## THE DATA
________________________

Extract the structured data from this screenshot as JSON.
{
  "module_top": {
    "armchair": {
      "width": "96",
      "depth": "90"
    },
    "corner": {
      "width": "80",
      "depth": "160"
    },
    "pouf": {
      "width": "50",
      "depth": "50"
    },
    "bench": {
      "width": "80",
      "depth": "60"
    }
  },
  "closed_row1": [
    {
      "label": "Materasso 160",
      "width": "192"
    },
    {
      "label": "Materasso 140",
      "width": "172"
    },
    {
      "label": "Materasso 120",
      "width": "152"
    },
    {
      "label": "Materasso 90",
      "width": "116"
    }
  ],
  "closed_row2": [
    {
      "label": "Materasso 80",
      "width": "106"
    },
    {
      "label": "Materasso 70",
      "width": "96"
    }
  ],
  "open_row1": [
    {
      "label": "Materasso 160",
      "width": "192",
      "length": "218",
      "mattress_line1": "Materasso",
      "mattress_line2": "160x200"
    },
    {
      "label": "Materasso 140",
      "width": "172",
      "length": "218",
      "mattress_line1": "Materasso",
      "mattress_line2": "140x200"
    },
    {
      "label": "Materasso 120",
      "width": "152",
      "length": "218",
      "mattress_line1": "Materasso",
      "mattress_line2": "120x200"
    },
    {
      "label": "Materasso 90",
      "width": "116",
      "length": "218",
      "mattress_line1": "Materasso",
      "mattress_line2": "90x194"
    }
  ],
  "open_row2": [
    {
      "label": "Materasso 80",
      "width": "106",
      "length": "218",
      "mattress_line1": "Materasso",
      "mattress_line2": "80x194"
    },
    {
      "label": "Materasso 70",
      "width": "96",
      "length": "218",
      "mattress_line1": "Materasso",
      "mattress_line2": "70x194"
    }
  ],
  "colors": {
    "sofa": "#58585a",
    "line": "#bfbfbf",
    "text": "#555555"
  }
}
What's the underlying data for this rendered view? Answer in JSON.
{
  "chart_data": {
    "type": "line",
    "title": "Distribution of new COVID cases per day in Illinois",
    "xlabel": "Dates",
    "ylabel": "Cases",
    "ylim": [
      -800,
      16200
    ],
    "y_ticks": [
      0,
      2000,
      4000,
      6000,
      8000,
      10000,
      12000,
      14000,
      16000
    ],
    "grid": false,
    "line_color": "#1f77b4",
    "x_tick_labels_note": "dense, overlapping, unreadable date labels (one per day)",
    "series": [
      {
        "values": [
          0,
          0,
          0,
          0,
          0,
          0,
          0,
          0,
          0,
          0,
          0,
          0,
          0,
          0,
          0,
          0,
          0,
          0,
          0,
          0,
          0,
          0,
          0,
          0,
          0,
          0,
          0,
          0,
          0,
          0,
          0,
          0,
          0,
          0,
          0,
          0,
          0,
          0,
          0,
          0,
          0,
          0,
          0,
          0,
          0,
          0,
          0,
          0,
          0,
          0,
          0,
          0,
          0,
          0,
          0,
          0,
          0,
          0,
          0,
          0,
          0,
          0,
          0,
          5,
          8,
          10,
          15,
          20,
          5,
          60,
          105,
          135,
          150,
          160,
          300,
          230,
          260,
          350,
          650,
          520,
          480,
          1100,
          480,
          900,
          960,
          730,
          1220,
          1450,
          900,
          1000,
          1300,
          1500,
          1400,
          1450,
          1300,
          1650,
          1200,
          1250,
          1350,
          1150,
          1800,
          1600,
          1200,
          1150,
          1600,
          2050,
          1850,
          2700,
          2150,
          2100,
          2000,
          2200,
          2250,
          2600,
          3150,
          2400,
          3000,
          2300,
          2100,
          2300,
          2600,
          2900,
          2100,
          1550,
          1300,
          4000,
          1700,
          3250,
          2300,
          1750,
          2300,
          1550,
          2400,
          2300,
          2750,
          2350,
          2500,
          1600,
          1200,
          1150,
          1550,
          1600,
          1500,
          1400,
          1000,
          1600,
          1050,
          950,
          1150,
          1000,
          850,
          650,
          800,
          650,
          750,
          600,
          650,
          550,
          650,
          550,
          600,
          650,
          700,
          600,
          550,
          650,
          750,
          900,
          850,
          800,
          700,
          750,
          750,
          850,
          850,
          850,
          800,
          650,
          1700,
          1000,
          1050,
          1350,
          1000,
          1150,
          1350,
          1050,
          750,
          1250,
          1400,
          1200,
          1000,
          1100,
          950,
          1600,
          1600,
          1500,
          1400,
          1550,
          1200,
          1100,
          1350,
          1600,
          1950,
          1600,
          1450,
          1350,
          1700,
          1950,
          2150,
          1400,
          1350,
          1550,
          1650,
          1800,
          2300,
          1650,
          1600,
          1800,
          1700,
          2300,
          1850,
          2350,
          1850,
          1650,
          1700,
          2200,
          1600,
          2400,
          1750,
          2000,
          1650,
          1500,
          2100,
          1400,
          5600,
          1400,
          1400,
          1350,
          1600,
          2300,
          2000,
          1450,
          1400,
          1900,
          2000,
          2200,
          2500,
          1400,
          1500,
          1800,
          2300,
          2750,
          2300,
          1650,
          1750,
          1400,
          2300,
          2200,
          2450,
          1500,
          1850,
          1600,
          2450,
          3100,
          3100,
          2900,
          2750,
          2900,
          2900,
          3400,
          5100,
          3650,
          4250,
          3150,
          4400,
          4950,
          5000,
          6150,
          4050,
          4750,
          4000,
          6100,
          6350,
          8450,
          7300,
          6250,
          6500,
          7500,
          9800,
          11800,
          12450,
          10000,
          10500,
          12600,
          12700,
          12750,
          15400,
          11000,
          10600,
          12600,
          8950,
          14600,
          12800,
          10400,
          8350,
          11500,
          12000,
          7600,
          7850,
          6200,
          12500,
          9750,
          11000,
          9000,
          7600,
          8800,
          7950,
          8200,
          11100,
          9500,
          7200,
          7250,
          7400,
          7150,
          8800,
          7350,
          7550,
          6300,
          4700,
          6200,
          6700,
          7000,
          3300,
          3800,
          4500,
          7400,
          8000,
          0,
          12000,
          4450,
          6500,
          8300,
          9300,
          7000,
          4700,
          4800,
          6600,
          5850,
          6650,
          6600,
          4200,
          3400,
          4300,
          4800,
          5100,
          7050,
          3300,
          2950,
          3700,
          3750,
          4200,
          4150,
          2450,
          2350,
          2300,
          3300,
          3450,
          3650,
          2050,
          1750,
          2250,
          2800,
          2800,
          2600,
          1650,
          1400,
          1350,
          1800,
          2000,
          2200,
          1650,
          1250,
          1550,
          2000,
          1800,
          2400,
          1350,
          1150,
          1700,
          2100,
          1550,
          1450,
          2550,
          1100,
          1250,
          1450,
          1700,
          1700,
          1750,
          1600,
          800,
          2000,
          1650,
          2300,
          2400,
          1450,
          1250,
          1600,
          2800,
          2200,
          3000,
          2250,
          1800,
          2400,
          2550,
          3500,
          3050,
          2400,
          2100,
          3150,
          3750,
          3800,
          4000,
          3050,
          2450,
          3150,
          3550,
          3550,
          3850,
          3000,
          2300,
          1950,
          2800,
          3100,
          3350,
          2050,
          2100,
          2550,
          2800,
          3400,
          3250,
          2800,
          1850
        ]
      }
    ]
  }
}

________________________

## AIM OF THE EXERCISE
Quote the material exactly, leaving nothing out.

## WORKED ANSWER
Extract the structured data from this screenshot as JSON.
{
  "module_top": {
    "armchair": {
      "width": "96",
      "depth": "90"
    },
    "corner": {
      "width": "80",
      "depth": "160"
    },
    "pouf": {
      "width": "50",
      "depth": "50"
    },
    "bench": {
      "width": "80",
      "depth": "60"
    }
  },
  "closed_row1": [
    {
      "label": "Materasso 160",
      "width": "192"
    },
    {
      "label": "Materasso 140",
      "width": "172"
    },
    {
      "label": "Materasso 120",
      "width": "152"
    },
    {
      "label": "Materasso 90",
      "width": "116"
    }
  ],
  "closed_row2": [
    {
      "label": "Materasso 80",
      "width": "106"
    },
    {
      "label": "Materasso 70",
      "width": "96"
    }
  ],
  "open_row1": [
    {
      "label": "Materasso 160",
      "width": "192",
      "length": "218",
      "mattress_line1": "Materasso",
      "mattress_line2": "160x200"
    },
    {
      "label": "Materasso 140",
      "width": "172",
      "length": "218",
      "mattress_line1": "Materasso",
      "mattress_line2": "140x200"
    },
    {
      "label": "Materasso 120",
      "width": "152",
      "length": "218",
      "mattress_line1": "Materasso",
      "mattress_line2": "120x200"
    },
    {
      "label": "Materasso 90",
      "width": "116",
      "length": "218",
      "mattress_line1": "Materasso",
      "mattress_line2": "90x194"
    }
  ],
  "open_row2": [
    {
      "label": "Materasso 80",
      "width": "106",
      "length": "218",
      "mattress_line1": "Materasso",
      "mattress_line2": "80x194"
    },
    {
      "label": "Materasso 70",
      "width": "96",
      "length": "218",
      "mattress_line1": "Materasso",
      "mattress_line2": "70x194"
    }
  ],
  "colors": {
    "sofa": "#58585a",
    "line": "#bfbfbf",
    "text": "#555555"
  }
}
What's the underlying data for this rendered view? Answer in JSON.
{
  "chart_data": {
    "type": "line",
    "title": "Distribution of new COVID cases per day in Illinois",
    "xlabel": "Dates",
    "ylabel": "Cases",
    "ylim": [
      -800,
      16200
    ],
    "y_ticks": [
      0,
      2000,
      4000,
      6000,
      8000,
      10000,
      12000,
      14000,
      16000
    ],
    "grid": false,
    "line_color": "#1f77b4",
    "x_tick_labels_note": "dense, overlapping, unreadable date labels (one per day)",
    "series": [
      {
        "values": [
          0,
          0,
          0,
          0,
          0,
          0,
          0,
          0,
          0,
          0,
          0,
          0,
          0,
          0,
          0,
          0,
          0,
          0,
          0,
          0,
          0,
          0,
          0,
          0,
          0,
          0,
          0,
          0,
          0,
          0,
          0,
          0,
          0,
          0,
          0,
          0,
          0,
          0,
          0,
          0,
          0,
          0,
          0,
          0,
          0,
          0,
          0,
          0,
          0,
          0,
          0,
          0,
          0,
          0,
          0,
          0,
          0,
          0,
          0,
          0,
          0,
          0,
          0,
          5,
          8,
          10,
          15,
          20,
          5,
          60,
          105,
          135,
          150,
          160,
          300,
          230,
          260,
          350,
          650,
          520,
          480,
          1100,
          480,
          900,
          960,
          730,
          1220,
          1450,
          900,
          1000,
          1300,
          1500,
          1400,
          1450,
          1300,
          1650,
          1200,
          1250,
          1350,
          1150,
          1800,
          1600,
          1200,
          1150,
          1600,
          2050,
          1850,
          2700,
          2150,
          2100,
          2000,
          2200,
          2250,
          2600,
          3150,
          2400,
          3000,
          2300,
          2100,
          2300,
          2600,
          2900,
          2100,
          1550,
          1300,
          4000,
          1700,
          3250,
          2300,
          1750,
          2300,
          1550,
          2400,
          2300,
          2750,
          2350,
          2500,
          1600,
          1200,
          1150,
          1550,
          1600,
          1500,
          1400,
          1000,
          1600,
          1050,
          950,
          1150,
          1000,
          850,
          650,
          800,
          650,
          750,
          600,
          650,
          550,
          650,
          550,
          600,
          650,
          700,
          600,
          550,
          650,
          750,
          900,
          850,
          800,
          700,
          750,
          750,
          850,
          850,
          850,
          800,
          650,
          1700,
          1000,
          1050,
          1350,
          1000,
          1150,
          1350,
          1050,
          750,
          1250,
          1400,
          1200,
          1000,
          1100,
          950,
          1600,
          1600,
          1500,
          1400,
          1550,
          1200,
          1100,
          1350,
          1600,
          1950,
          1600,
          1450,
          1350,
          1700,
          1950,
          2150,
          1400,
          1350,
          1550,
          1650,
          1800,
          2300,
          1650,
          1600,
          1800,
          1700,
          2300,
          1850,
          2350,
          1850,
          1650,
          1700,
          2200,
          1600,
          2400,
          1750,
          2000,
          1650,
          1500,
          2100,
          1400,
          5600,
          1400,
          1400,
          1350,
          1600,
          2300,
          2000,
          1450,
          1400,
          1900,
          2000,
          2200,
          2500,
          1400,
          1500,
          1800,
          2300,
          2750,
          2300,
          1650,
          1750,
          1400,
          2300,
          2200,
          2450,
          1500,
          1850,
          1600,
          2450,
          3100,
          3100,
          2900,
          2750,
          2900,
          2900,
          3400,
          5100,
          3650,
          4250,
          3150,
          4400,
          4950,
          5000,
          6150,
          4050,
          4750,
          4000,
          6100,
          6350,
          8450,
          7300,
          6250,
          6500,
          7500,
          9800,
          11800,
          12450,
          10000,
          10500,
          12600,
          12700,
          12750,
          15400,
          11000,
          10600,
          12600,
          8950,
          14600,
          12800,
          10400,
          8350,
          11500,
          12000,
          7600,
          7850,
          6200,
          12500,
          9750,
          11000,
          9000,
          7600,
          8800,
          7950,
          8200,
          11100,
          9500,
          7200,
          7250,
          7400,
          7150,
          8800,
          7350,
          7550,
          6300,
          4700,
          6200,
          6700,
          7000,
          3300,
          3800,
          4500,
          7400,
          8000,
          0,
          12000,
          4450,
          6500,
          8300,
          9300,
          7000,
          4700,
          4800,
          6600,
          5850,
          6650,
          6600,
          4200,
          3400,
          4300,
          4800,
          5100,
          7050,
          3300,
          2950,
          3700,
          3750,
          4200,
          4150,
          2450,
          2350,
          2300,
          3300,
          3450,
          3650,
          2050,
          1750,
          2250,
          2800,
          2800,
          2600,
          1650,
          1400,
          1350,
          1800,
          2000,
          2200,
          1650,
          1250,
          1550,
          2000,
          1800,
          2400,
          1350,
          1150,
          1700,
          2100,
          1550,
          1450,
          2550,
          1100,
          1250,
          1450,
          1700,
          1700,
          1750,
          1600,
          800,
          2000,
          1650,
          2300,
          2400,
          1450,
          1250,
          1600,
          2800,
          2200,
          3000,
          2250,
          1800,
          2400,
          2550,
          3500,
          3050,
          2400,
          2100,
          3150,
          3750,
          3800,
          4000,
          3050,
          2450,
          3150,
          3550,
          3550,
          3850,
          3000,
          2300,
          1950,
          2800,
          3100,
          3350,
          2050,
          2100,
          2550,
          2800,
          3400,
          3250,
          2800,
          1850
        ]
      }
    ]
  }
}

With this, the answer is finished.